ZADANIA PISEMNE
- A) Sprawdź, czy poniższe zdania zgadzają się z wątkiem o fizelinie. Przy każdym odpowiedz „tak” lub „nie” i przytocz dosłownie rozstrzygające słowa z wątku.
(i) W pierwszym wpisie na 80 m² zużyto około 2,5 worka szpachli.
(ii) Użytkownik yaco181 płacił w hurtowni 4 zł za m² włókniny.
(iii) Użytkownik basso kupił 200 m² fizeliny razem z klejem za 750 zł.
- B) Kontynuuj wątek o fizelinie, dopisując kolejny wpis po ostatnim zamieszczonym.

TEKST DO PRZECZYTANIA
%%

Obecnie przy remoncie mieszkania i przedwojennych tynkach oraz popękanych ścianach zatopiliśmy wszędzie flizelinę na twardej szpachli . Nie widac wtedy pęknięć i sprawdza sie to na ściankach z g-k. W zasadzie po pierwszej warstwie gładzi z fizelina można malować. Materiału idzie o połowę mniej niz tradycyjnie gładź - szlif - gładź - szlif. Na jeden raz na 80m2 poszło jakieś 2,5 worka szpachli. szlifowania tyle co nic. Szpachla natryskiwana specjalnym pistoletem na rzadko. Całość położona w 12 godzin. Ściany idealnie gładkie i zabezpieczone przed pęknięciami np. świeży budynek który osiada.

----------


## yaco181

Ja tez w baaaardzo starym domu u kolegi zatopilem flizeline na wszystkich scianach. Byly strasznie popekane - tynk, praktycznie sam piasek. Na laczeniach szerokich pasow flizeliny zatopilem waskie 5cm paski - takie jak stosuje sie przy plytach k-g.  Pozniej zaciagnalem gipsem. W rogach tasma tt, delikatne tarcie i super efekt. Juz prawie rok. Wszystko sie trzyma i nic nie peka. Polecam flizeline. Ja w "zaprzyjaznionej" hurtowni za m2 wlokniny placilem 2,55zl.

----------


## basso

Ja kupilem 200m2 gladkiej,04mm szwedzkiej fizeliny,gladkiej+klej na calosc za 750zl od bardzo pomocnej(tlumaczenie co i jak uzywac) firmy z Gdanska,bede klad na regipsy wciaz pekajace na polaczeniach z cegla i nie tylko.Nie wiem czy mozna podawac dane tej firmy tutaj,jesli ktos jest zainteresowany prosze napisac na poczte Muratora
Pozdrawiam

----------


## Kolombek

Hej
Pytanko - a tą fizeline to należy kłaść na skosach i suficie czy także można pociągnąć ze skosu bezpośrednio na ściany kolankowe? Chodzi mi konkretnie aby zalepic ten fragment łączenia płyt karton gipsowych ze ścianą, bo chyba skosy mogą podlegać lekkim drganiom i co wtedy będzie się działo z fizeliną?

----------


## edekwiertara01

Witam! Jak każda technika w budowlance ma swoje plusy i minusy tzn : koszta, efekt no i w praktyce różnie to bywa. Fizelina jest dobrym materiałem właśnie na różnego rodzaju pęknięcia lecz nie należy do najtańszych ( u nas m/b ok 4zł) ale efekt końcowy jest ok oczywiście ścian nie wyprowadzimy fizeliną. Ja już 2 lata używam fizeliny nakładam ją na kleju a potem 2 cieńkie warstwy gipsu (np gotowej masy) potem szlifowanie, malowanko i gotowe spokojnie na 4-5 lat oczywiście odświeżanie ścian (malowanie) częściej, ogólnie według mnie jest to drogi szpas lecz jeżeli planujesz remont bądź gipsówki w nowym domu warto jest poczekać troszkę uzbierać więcej pieniążków ( co na dzisiejsze czasy jest największym problemem) i zrobić raz a porządnie ponieważ kto dziaduje 2 razy traci uwierzcie. Pzdr

----------


## Kolombek

Powiem szczerze, że nie rozumiem twojej odpowiedzi mister edekwiertara01. Wydawało mi się, że ta fizelina jest zamiast tych 2 cienkich wartw gipsu i szlifowania. A dobre rozwiązanie na które mam uzbierać pieniążki to jakie? Pytam bo jakoś się pogubiłem......

%%

(Zapisane dane)
%%

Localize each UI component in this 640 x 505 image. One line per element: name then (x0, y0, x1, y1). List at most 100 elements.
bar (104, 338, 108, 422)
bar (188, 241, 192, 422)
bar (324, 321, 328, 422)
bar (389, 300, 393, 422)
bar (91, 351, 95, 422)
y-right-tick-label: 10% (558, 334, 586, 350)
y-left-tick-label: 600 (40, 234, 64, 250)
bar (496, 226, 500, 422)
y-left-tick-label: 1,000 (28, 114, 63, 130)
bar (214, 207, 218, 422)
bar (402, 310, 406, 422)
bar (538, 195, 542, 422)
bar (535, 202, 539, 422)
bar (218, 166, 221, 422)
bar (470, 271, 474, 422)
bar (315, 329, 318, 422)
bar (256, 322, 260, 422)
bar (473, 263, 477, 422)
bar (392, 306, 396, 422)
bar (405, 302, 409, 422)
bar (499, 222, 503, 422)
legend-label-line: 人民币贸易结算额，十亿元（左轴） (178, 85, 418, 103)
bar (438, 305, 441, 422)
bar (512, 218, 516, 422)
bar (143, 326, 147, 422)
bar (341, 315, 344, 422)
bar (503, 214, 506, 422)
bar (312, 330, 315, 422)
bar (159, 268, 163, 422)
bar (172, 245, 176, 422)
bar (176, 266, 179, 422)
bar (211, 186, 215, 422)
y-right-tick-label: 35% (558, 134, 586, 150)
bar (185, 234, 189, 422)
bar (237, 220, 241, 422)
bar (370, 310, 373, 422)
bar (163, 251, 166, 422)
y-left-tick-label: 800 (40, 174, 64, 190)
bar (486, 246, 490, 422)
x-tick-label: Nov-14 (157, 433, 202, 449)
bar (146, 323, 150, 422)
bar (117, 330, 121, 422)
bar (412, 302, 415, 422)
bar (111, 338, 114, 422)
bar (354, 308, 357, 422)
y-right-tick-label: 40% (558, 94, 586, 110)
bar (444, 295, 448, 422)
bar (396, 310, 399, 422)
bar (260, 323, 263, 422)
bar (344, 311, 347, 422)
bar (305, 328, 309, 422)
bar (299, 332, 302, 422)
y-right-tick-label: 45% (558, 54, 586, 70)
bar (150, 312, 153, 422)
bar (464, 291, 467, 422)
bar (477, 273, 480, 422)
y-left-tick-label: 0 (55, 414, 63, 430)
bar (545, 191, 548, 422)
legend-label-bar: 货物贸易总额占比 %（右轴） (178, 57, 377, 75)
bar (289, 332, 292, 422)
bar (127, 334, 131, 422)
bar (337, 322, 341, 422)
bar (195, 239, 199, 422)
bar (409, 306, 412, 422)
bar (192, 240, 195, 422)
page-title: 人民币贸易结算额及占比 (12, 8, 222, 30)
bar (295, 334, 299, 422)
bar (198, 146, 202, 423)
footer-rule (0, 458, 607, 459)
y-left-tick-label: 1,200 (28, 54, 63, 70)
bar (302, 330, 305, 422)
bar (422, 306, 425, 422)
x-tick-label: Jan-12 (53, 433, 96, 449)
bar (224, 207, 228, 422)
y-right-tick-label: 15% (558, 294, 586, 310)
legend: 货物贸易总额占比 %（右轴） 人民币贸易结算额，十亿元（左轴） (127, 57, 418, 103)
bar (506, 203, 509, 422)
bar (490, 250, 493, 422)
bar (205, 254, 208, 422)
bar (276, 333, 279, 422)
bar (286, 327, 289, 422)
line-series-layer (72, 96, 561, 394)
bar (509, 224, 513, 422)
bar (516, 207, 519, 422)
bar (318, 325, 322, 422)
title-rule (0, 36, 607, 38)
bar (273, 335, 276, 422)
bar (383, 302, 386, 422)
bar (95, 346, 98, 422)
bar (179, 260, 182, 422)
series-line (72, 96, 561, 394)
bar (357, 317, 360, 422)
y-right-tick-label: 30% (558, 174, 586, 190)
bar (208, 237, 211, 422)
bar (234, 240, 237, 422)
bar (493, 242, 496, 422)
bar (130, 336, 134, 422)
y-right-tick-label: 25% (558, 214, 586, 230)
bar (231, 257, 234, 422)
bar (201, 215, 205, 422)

%%

ODPOWIEDZI DO ZADAŃ
- A)
(i) Tak: „Na jeden raz na 80m2 poszło jakieś 2,5 worka szpachli.”
(ii) Nie: „Ja w "zaprzyjaznionej" hurtowni za m2 wlokniny placilem 2,55zl.”
(iii) Tak: „Ja kupilem 200m2 gladkiej,04mm szwedzkiej fizeliny,gladkiej+klej na calosc za 750zl”

- B)
----------


## vikingmen

zajmuje sie od kilkunastu lat remontami i mam niemalze codziennie do czynienia z popularniie zwana "flizelina"....Nazywa sie to tapeta zbrojona wloknem szklanym,w calosci wykonana jest z wlokna szklanego ,jej szerokosc wynosi 1metr natomiast dlugosc w rolkach 25m/b badz 50m/b..jej zadaniem jest wzmocnienie scian ktore maja tendencje do spekan lub potencjalnie narazone sa na powstawanie rys.oczywiscie sposob wykonania zalezy od inwestora i zleceniodawcy.Prawidlowa metoda polega na wygladzeniu sciam elastyczna masa szpachlowa,przeszlifowaniem ,zagruntowaniem specjalnym preparatem(emulsja gruntujaca),po czym nalezy nalozyc specjalny klej do tapet z wlokna szklanego za pomoca walka(obficie) po czym przypasowuje sie wczesniej przyciety pas badz bezposrednio z calej rolki,wygladza sie za pomoca specjalnej szczotki badz plastikowa szpatuła.Nalezy to robic delikatnie poniewaz flizelina ma tendencje do lamania i nie rozciaga sie wiec jest malo plastyczna.Konce przy obrzezach obcina sie ostrym nozykiem do tapet i dociska szpatulą.czynnosc ta powtarzamy przy kolejnym pasie tapety ale nalezy naklejac na tzw zaklad po czym przykladajac linial przecina sie obie czesci zachodzacych kawalkow i usowa sie sie skrawki.przy zwienczeniu sufitu ze sciana naklada sie akryl i zaciera sie makra gabka(uzywac zimnej widy -bo gdy ciepla robia sie kluchy).Nalezy uwazac zeby nie pobrudzic tapety np piaskiem poniewaz bedzie ta wada widoczna.Gdyby miejscami okazalo sie ,ze sa niedoklejone miejsca wystarczy posmarowac to miejsce klejem ,przeczesac szczotka i i po klopocie.Wystepuja dwa rodzaje zwyklej flizeliny-z grunyem i bez niego.Gdy klej juz wyschnie (zwykle nazajutrz )nalezy przemalowac -WAŁKIEM- aby farba tzw wypelniacz dotarl do wszystkich zakamarkow ow zbrojenia(struktora podobna do maty ktora sluzy do naprawy lodzi)nastepnie trzeba pomalowac conajmniej dwukrotnie-nie prawda  jest ze bedzie calkowicie gladka powierzchnia bedzie widac strukture ow maty......po wiecej porad zapraszam na [email protected]

----------


## vikingmen

flizeline ta przycina sie w narozach zewnetrzych i wewnetrznych a miejsca te wypelnia sie akrylem badz przyszlifowuje(zewnetrzne naroza)

----------


## kemotex

Witam odświeżam temat poczytałem na tym forum o tej flizelinie potem przeszukałem jeszcze internet, różne fora, na youtube.com są filmy co i jak się kładzie więc postanowiłem kupić i położyć tą flizelinę u siebie bo już mnie nerwica brała w nowym budownictwie Y-tong co chwile gdzieś jakieś pęknięcia po położeniu flizeliny problem znikł po prostu rewelacja.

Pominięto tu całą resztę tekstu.